What is being asked: Below are records to repeat exactly. Omit the pictures from the copy.
>> Start Data extract
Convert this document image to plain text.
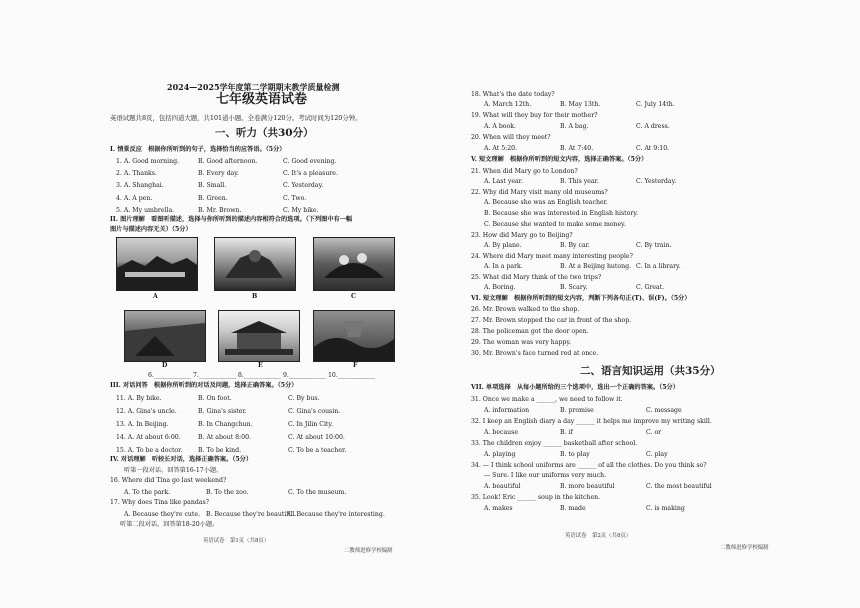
2024—2025学年度第二学期期末教学质量检测
七年级英语试卷
英语试题共8页，包括四道大题，共101道小题。全卷满分120分。考试时间为120分钟。
一、听力（共30分）
I. 情景反应　根据你所听到的句子，选择恰当的应答语。（5分）
1. A. Good morning.	B. Good afternoon.	C. Good evening.
2. A. Thanks.	B. Every day.	C. It's a pleasure.
3. A. Shanghai.	B. Small.	C. Yesterday.
4. A. A pen.	B. Green.	C. Two.
5. A. My umbrella.	B. Mr. Brown.	C. My bike.
II. 图片理解　看图听描述，选择与你所听到的描述内容相符合的选项。（下列图中有一幅
图片与描述内容无关）（5分）
A	B	C
D	E	F
6.____________ 7.____________ 8.____________ 9.____________ 10.____________
III. 对话问答　根据你所听到的对话及问题，选择正确答案。（5分）
11. A. By bike.	B. On foot.	C. By bus.
12. A. Gina's uncle.	B. Gina's sister.	C. Gina's cousin.
13. A. In Beijing.	B. In Changchun.	C. In Jilin City.
14. A. At about 6:00.	B. At about 8:00.	C. At about 10:00.
15. A. To be a doctor.	B. To be kind.	C. To be a teacher.
IV. 对话理解　听较长对话，选择正确答案。（5分）
听第一段对话，回答第16-17小题。
16. Where did Tina go last weekend?
A. To the park.	B. To the zoo.	C. To the museum.
17. Why does Tina like pandas?
A. Because they're cute. B. Because they're beautiful.
C. Because they're interesting.
听第二段对话，回答第18-20小题。
英语试卷　第1页（共8页）
二教师进修学校编制
18. What's the date today?
A. March 12th.	B. May 13th.	C. July 14th.
19. What will they buy for their mother?
A. A book.	B. A bag.	C. A dress.
20. When will they meet?
A. At 5:20.	B. At 7:40.	C. At 9:10.
V. 短文理解　根据你所听到的短文内容，选择正确答案。（5分）
21. When did Mary go to London?
A. Last year.	B. This year.	C. Yesterday.
22. Why did Mary visit many old museums?
A. Because she was an English teacher.
B. Because she was interested in English history.
C. Because she wanted to make some money.
23. How did Mary go to Beijing?
A. By plane.	B. By car.	C. By train.
24. Where did Mary meet many interesting people?
A. In a park.	B. At a Beijing hutong. C. In a library.
25. What did Mary think of the two trips?
A. Boring.	B. Scary.	C. Great.
VI. 短文理解　根据你所听到的短文内容，判断下列各句正(T)、误(F)。（5分）
26. Mr. Brown walked to the shop.
27. Mr. Brown stopped the car in front of the shop.
28. The policeman got the door open.
29. The woman was very happy.
30. Mr. Brown's face turned red at once.
二、语言知识运用（共35分）
VII. 单项选择　从每小题所给的三个选项中，选出一个正确的答案。（5分）
31. Once we make a ______, we need to follow it.
A. information	B. promise	C. message
32. I keep an English diary a day ______ it helps me improve my writing skill.
A. because	B. if	C. or
33. The children enjoy ______ basketball after school.
A. playing	B. to play	C. play
34. — I think school uniforms are ______ of all the clothes. Do you think so?
— Sure. I like our uniforms very much.
A. beautiful	B. more beautiful	C. the most beautiful
35. Look! Eric ______ soup in the kitchen.
A. makes	B. made	C. is making
英语试卷　第2页（共8页）
二教师进修学校编制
>> End Data extract
Solution to the problem:
Convert this document image to plain text.
2024—2025学年度第二学期期末教学质量检测
七年级英语试卷
英语试题共8页，包括四道大题，共101道小题。全卷满分120分。考试时间为120分钟。
一、听力（共30分）
I. 情景反应　根据你所听到的句子，选择恰当的应答语。（5分）
1. A. Good morning.	B. Good afternoon.	C. Good evening.
2. A. Thanks.	B. Every day.	C. It's a pleasure.
3. A. Shanghai.	B. Small.	C. Yesterday.
4. A. A pen.	B. Green.	C. Two.
5. A. My umbrella.	B. Mr. Brown.	C. My bike.
II. 图片理解　看图听描述，选择与你所听到的描述内容相符合的选项。（下列图中有一幅
图片与描述内容无关）（5分）
A	B	C
D	E	F
6.____________ 7.____________ 8.____________ 9.____________ 10.____________
III. 对话问答　根据你所听到的对话及问题，选择正确答案。（5分）
11. A. By bike.	B. On foot.	C. By bus.
12. A. Gina's uncle.	B. Gina's sister.	C. Gina's cousin.
13. A. In Beijing.	B. In Changchun.	C. In Jilin City.
14. A. At about 6:00.	B. At about 8:00.	C. At about 10:00.
15. A. To be a doctor.	B. To be kind.	C. To be a teacher.
IV. 对话理解　听较长对话，选择正确答案。（5分）
听第一段对话，回答第16-17小题。
16. Where did Tina go last weekend?
A. To the park.	B. To the zoo.	C. To the museum.
17. Why does Tina like pandas?
A. Because they're cute. B. Because they're beautiful.
C. Because they're interesting.
听第二段对话，回答第18-20小题。
英语试卷　第1页（共8页）
二教师进修学校编制
18. What's the date today?
A. March 12th.	B. May 13th.	C. July 14th.
19. What will they buy for their mother?
A. A book.	B. A bag.	C. A dress.
20. When will they meet?
A. At 5:20.	B. At 7:40.	C. At 9:10.
V. 短文理解　根据你所听到的短文内容，选择正确答案。（5分）
21. When did Mary go to London?
A. Last year.	B. This year.	C. Yesterday.
22. Why did Mary visit many old museums?
A. Because she was an English teacher.
B. Because she was interested in English history.
C. Because she wanted to make some money.
23. How did Mary go to Beijing?
A. By plane.	B. By car.	C. By train.
24. Where did Mary meet many interesting people?
A. In a park.	B. At a Beijing hutong. C. In a library.
25. What did Mary think of the two trips?
A. Boring.	B. Scary.	C. Great.
VI. 短文理解　根据你所听到的短文内容，判断下列各句正(T)、误(F)。（5分）
26. Mr. Brown walked to the shop.
27. Mr. Brown stopped the car in front of the shop.
28. The policeman got the door open.
29. The woman was very happy.
30. Mr. Brown's face turned red at once.
二、语言知识运用（共35分）
VII. 单项选择　从每小题所给的三个选项中，选出一个正确的答案。（5分）
31. Once we make a ______, we need to follow it.
A. information	B. promise	C. message
32. I keep an English diary a day ______ it helps me improve my writing skill.
A. because	B. if	C. or
33. The children enjoy ______ basketball after school.
A. playing	B. to play	C. play
34. — I think school uniforms are ______ of all the clothes. Do you think so?
— Sure. I like our uniforms very much.
A. beautiful	B. more beautiful	C. the most beautiful
35. Look! Eric ______ soup in the kitchen.
A. makes	B. made	C. is making
英语试卷　第2页（共8页）
二教师进修学校编制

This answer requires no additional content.